Copy all lines below exactly as written. Leave pictures out.

(Excerpts from a figure dataset)
■ ■ ■
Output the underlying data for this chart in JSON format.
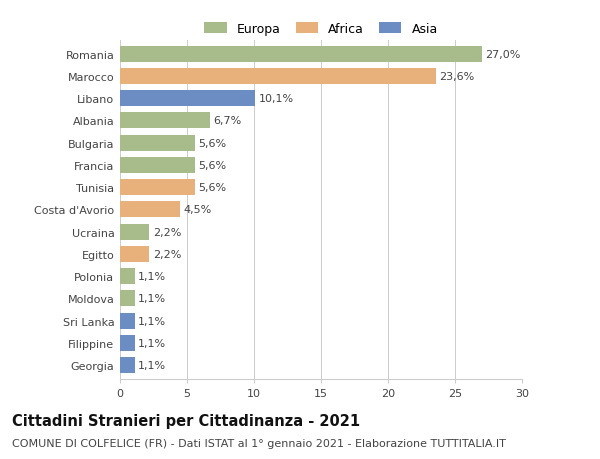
{
  "countries": [
    "Romania",
    "Marocco",
    "Libano",
    "Albania",
    "Bulgaria",
    "Francia",
    "Tunisia",
    "Costa d'Avorio",
    "Ucraina",
    "Egitto",
    "Polonia",
    "Moldova",
    "Sri Lanka",
    "Filippine",
    "Georgia"
  ],
  "values": [
    27.0,
    23.6,
    10.1,
    6.7,
    5.6,
    5.6,
    5.6,
    4.5,
    2.2,
    2.2,
    1.1,
    1.1,
    1.1,
    1.1,
    1.1
  ],
  "labels": [
    "27,0%",
    "23,6%",
    "10,1%",
    "6,7%",
    "5,6%",
    "5,6%",
    "5,6%",
    "4,5%",
    "2,2%",
    "2,2%",
    "1,1%",
    "1,1%",
    "1,1%",
    "1,1%",
    "1,1%"
  ],
  "bar_colors": [
    "#a8bb8a",
    "#e8b07a",
    "#6b8dc4",
    "#a8bb8a",
    "#a8bb8a",
    "#a8bb8a",
    "#e8b07a",
    "#e8b07a",
    "#a8bb8a",
    "#e8b07a",
    "#a8bb8a",
    "#a8bb8a",
    "#6b8dc4",
    "#6b8dc4",
    "#6b8dc4"
  ],
  "xlim": [
    0,
    30
  ],
  "xticks": [
    0,
    5,
    10,
    15,
    20,
    25,
    30
  ],
  "title": "Cittadini Stranieri per Cittadinanza - 2021",
  "subtitle": "COMUNE DI COLFELICE (FR) - Dati ISTAT al 1° gennaio 2021 - Elaborazione TUTTITALIA.IT",
  "legend_labels": [
    "Europa",
    "Africa",
    "Asia"
  ],
  "legend_colors": [
    "#a8bb8a",
    "#e8b07a",
    "#6b8dc4"
  ],
  "bg_color": "#ffffff",
  "grid_color": "#cccccc",
  "text_color": "#444444",
  "title_fontsize": 10.5,
  "subtitle_fontsize": 8,
  "label_fontsize": 8,
  "tick_fontsize": 8,
  "legend_fontsize": 9
}
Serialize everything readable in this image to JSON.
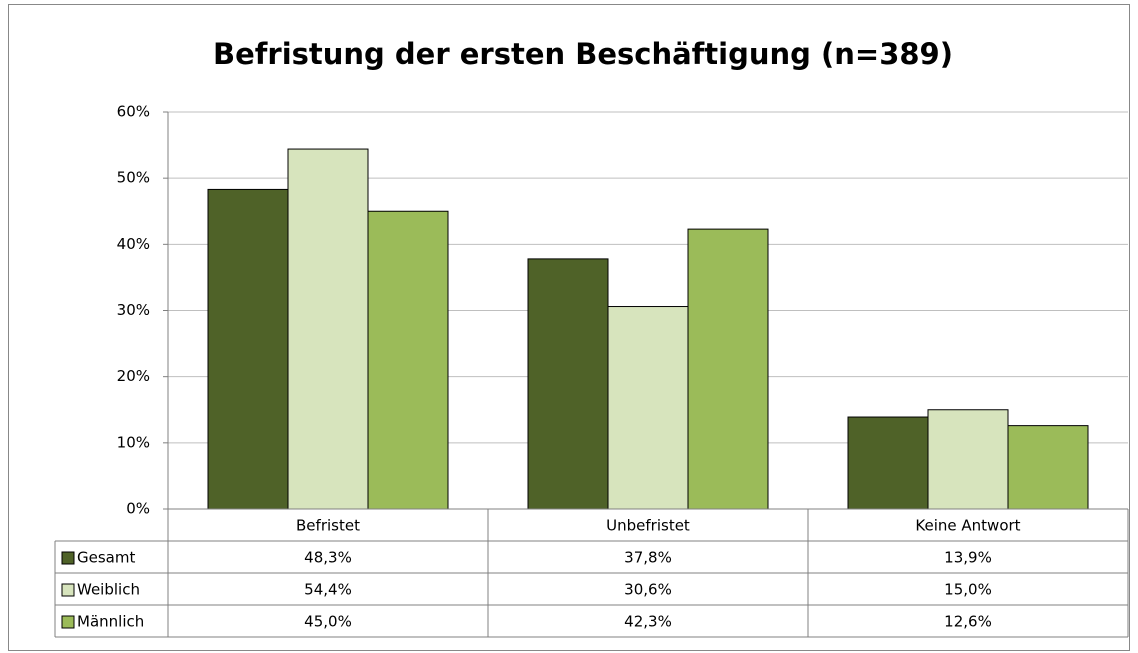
{
  "chart_data": {
    "type": "bar",
    "title": "Befristung der ersten Beschäftigung (n=389)",
    "categories": [
      "Befristet",
      "Unbefristet",
      "Keine Antwort"
    ],
    "series": [
      {
        "name": "Gesamt",
        "color": "#4f6228",
        "values": [
          48.3,
          37.8,
          13.9
        ],
        "value_labels": [
          "48,3%",
          "37,8%",
          "13,9%"
        ]
      },
      {
        "name": "Weiblich",
        "color": "#d7e4bd",
        "values": [
          54.4,
          30.6,
          15.0
        ],
        "value_labels": [
          "54,4%",
          "30,6%",
          "15,0%"
        ]
      },
      {
        "name": "Männlich",
        "color": "#9bbb59",
        "values": [
          45.0,
          42.3,
          12.6
        ],
        "value_labels": [
          "45,0%",
          "42,3%",
          "12,6%"
        ]
      }
    ],
    "ylim": [
      0,
      60
    ],
    "yticks": [
      {
        "value": 0,
        "label": "0%"
      },
      {
        "value": 10,
        "label": "10%"
      },
      {
        "value": 20,
        "label": "20%"
      },
      {
        "value": 30,
        "label": "30%"
      },
      {
        "value": 40,
        "label": "40%"
      },
      {
        "value": 50,
        "label": "50%"
      },
      {
        "value": 60,
        "label": "60%"
      }
    ],
    "grid": true
  }
}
■ ■ ■
■ Full solution:
Output the underlying data for this chart in JSON format.
{
  "countries": [
    "Romania",
    "Marocco",
    "Libano",
    "Albania",
    "Bulgaria",
    "Francia",
    "Tunisia",
    "Costa d'Avorio",
    "Ucraina",
    "Egitto",
    "Polonia",
    "Moldova",
    "Sri Lanka",
    "Filippine",
    "Georgia"
  ],
  "values": [
    27.0,
    23.6,
    10.1,
    6.7,
    5.6,
    5.6,
    5.6,
    4.5,
    2.2,
    2.2,
    1.1,
    1.1,
    1.1,
    1.1,
    1.1
  ],
  "labels": [
    "27,0%",
    "23,6%",
    "10,1%",
    "6,7%",
    "5,6%",
    "5,6%",
    "5,6%",
    "4,5%",
    "2,2%",
    "2,2%",
    "1,1%",
    "1,1%",
    "1,1%",
    "1,1%",
    "1,1%"
  ],
  "bar_colors": [
    "#a8bb8a",
    "#e8b07a",
    "#6b8dc4",
    "#a8bb8a",
    "#a8bb8a",
    "#a8bb8a",
    "#e8b07a",
    "#e8b07a",
    "#a8bb8a",
    "#e8b07a",
    "#a8bb8a",
    "#a8bb8a",
    "#6b8dc4",
    "#6b8dc4",
    "#6b8dc4"
  ],
  "xlim": [
    0,
    30
  ],
  "xticks": [
    0,
    5,
    10,
    15,
    20,
    25,
    30
  ],
  "title": "Cittadini Stranieri per Cittadinanza - 2021",
  "subtitle": "COMUNE DI COLFELICE (FR) - Dati ISTAT al 1° gennaio 2021 - Elaborazione TUTTITALIA.IT",
  "legend_labels": [
    "Europa",
    "Africa",
    "Asia"
  ],
  "legend_colors": [
    "#a8bb8a",
    "#e8b07a",
    "#6b8dc4"
  ],
  "bg_color": "#ffffff",
  "grid_color": "#cccccc",
  "text_color": "#444444",
  "title_fontsize": 10.5,
  "subtitle_fontsize": 8,
  "label_fontsize": 8,
  "tick_fontsize": 8,
  "legend_fontsize": 9
}
Serialize everything readable in this image to JSON.
{
  "chart_data": {
    "type": "bar",
    "title": "Befristung der ersten Beschäftigung (n=389)",
    "categories": [
      "Befristet",
      "Unbefristet",
      "Keine Antwort"
    ],
    "series": [
      {
        "name": "Gesamt",
        "color": "#4f6228",
        "values": [
          48.3,
          37.8,
          13.9
        ],
        "value_labels": [
          "48,3%",
          "37,8%",
          "13,9%"
        ]
      },
      {
        "name": "Weiblich",
        "color": "#d7e4bd",
        "values": [
          54.4,
          30.6,
          15.0
        ],
        "value_labels": [
          "54,4%",
          "30,6%",
          "15,0%"
        ]
      },
      {
        "name": "Männlich",
        "color": "#9bbb59",
        "values": [
          45.0,
          42.3,
          12.6
        ],
        "value_labels": [
          "45,0%",
          "42,3%",
          "12,6%"
        ]
      }
    ],
    "ylim": [
      0,
      60
    ],
    "yticks": [
      {
        "value": 0,
        "label": "0%"
      },
      {
        "value": 10,
        "label": "10%"
      },
      {
        "value": 20,
        "label": "20%"
      },
      {
        "value": 30,
        "label": "30%"
      },
      {
        "value": 40,
        "label": "40%"
      },
      {
        "value": 50,
        "label": "50%"
      },
      {
        "value": 60,
        "label": "60%"
      }
    ],
    "grid": true
  }
}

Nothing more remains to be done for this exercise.